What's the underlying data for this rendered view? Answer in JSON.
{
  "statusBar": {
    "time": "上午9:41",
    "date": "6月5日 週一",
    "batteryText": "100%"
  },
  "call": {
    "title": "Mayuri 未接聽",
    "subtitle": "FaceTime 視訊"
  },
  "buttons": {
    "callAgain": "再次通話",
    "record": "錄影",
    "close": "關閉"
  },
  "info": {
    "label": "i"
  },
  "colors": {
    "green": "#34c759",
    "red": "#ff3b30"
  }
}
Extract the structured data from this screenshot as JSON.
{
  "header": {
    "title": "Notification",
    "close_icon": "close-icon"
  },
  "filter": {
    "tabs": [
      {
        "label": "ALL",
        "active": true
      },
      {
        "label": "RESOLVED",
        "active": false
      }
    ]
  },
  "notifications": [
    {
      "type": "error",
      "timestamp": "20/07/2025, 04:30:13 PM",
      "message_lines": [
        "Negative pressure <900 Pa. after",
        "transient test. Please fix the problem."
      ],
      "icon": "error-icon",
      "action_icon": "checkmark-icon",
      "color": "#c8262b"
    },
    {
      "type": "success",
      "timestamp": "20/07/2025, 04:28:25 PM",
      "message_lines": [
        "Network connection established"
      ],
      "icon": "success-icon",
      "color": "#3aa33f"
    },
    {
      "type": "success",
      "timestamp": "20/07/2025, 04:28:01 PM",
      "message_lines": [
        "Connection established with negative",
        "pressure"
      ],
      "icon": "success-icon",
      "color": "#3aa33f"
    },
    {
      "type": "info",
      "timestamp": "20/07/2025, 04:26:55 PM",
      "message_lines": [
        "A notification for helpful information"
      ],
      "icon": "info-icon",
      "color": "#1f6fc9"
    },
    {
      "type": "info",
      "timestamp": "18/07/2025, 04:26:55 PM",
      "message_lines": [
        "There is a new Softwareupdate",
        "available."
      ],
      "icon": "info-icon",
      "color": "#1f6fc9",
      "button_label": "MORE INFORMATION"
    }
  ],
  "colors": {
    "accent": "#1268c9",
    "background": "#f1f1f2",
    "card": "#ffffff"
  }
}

------------------------------------

• Task directions:
All lines in the data that contain the word "timestamp" should be copied.

• Answer:
      "timestamp": "20/07/2025, 04:30:13 PM",
      "timestamp": "20/07/2025, 04:28:25 PM",
      "timestamp": "20/07/2025, 04:28:01 PM",
      "timestamp": "20/07/2025, 04:26:55 PM",
      "timestamp": "18/07/2025, 04:26:55 PM",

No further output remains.